§ Exercise: From the records, pick out and copy each line containing "title".

Start

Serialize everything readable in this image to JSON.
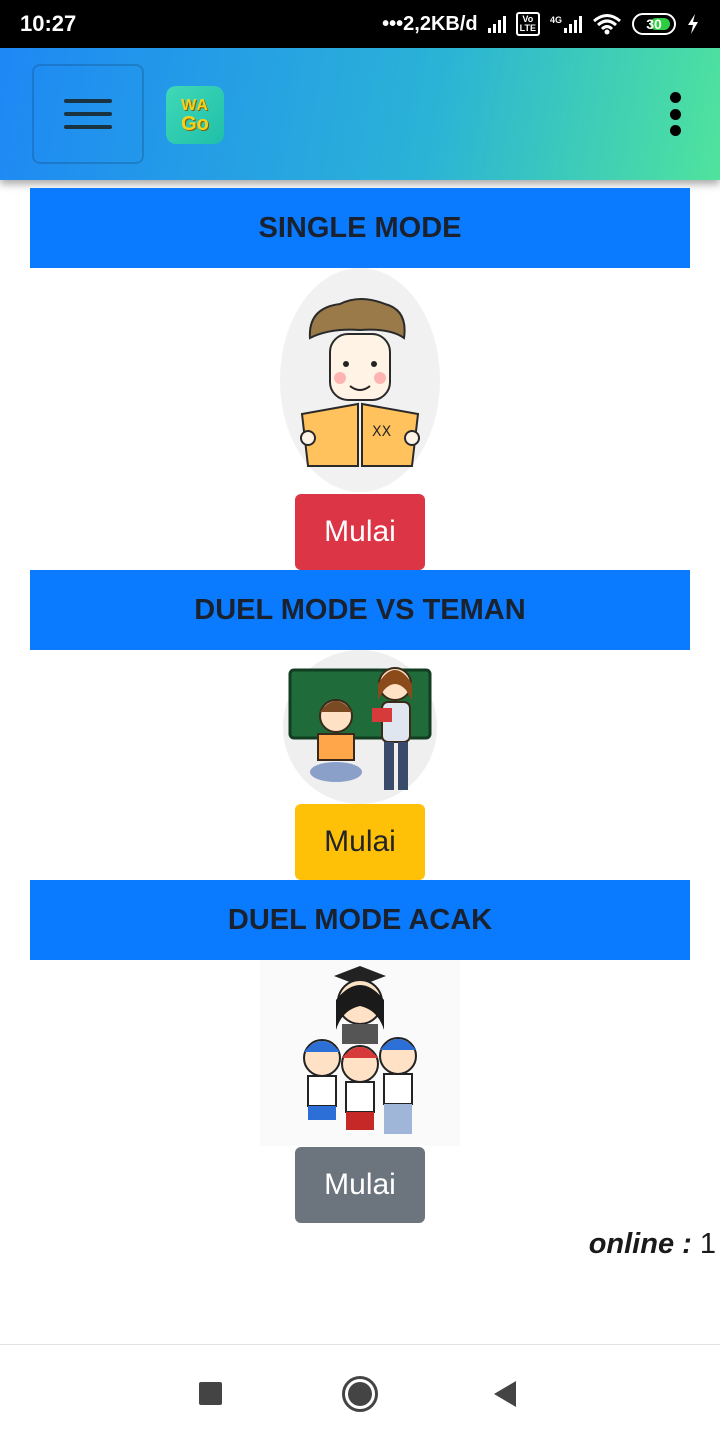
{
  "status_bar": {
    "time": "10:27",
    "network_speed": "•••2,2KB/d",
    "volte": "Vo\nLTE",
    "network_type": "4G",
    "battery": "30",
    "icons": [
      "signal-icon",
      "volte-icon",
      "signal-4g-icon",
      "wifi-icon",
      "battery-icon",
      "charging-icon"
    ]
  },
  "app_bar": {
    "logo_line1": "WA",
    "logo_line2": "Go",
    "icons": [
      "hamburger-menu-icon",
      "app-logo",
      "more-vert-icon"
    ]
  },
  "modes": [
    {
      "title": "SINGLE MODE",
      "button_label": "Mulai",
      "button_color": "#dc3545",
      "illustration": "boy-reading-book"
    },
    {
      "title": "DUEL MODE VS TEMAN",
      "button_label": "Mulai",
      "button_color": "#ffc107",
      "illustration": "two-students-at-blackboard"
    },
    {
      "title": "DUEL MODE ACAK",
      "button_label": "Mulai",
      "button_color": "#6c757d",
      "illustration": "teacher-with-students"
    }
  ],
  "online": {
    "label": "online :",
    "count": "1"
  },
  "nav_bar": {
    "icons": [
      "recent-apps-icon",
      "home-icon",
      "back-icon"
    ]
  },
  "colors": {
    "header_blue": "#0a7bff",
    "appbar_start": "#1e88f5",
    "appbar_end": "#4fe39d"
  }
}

End

§ Correct answer:
      "title": "SINGLE MODE",
      "title": "DUEL MODE VS TEMAN",
      "title": "DUEL MODE ACAK",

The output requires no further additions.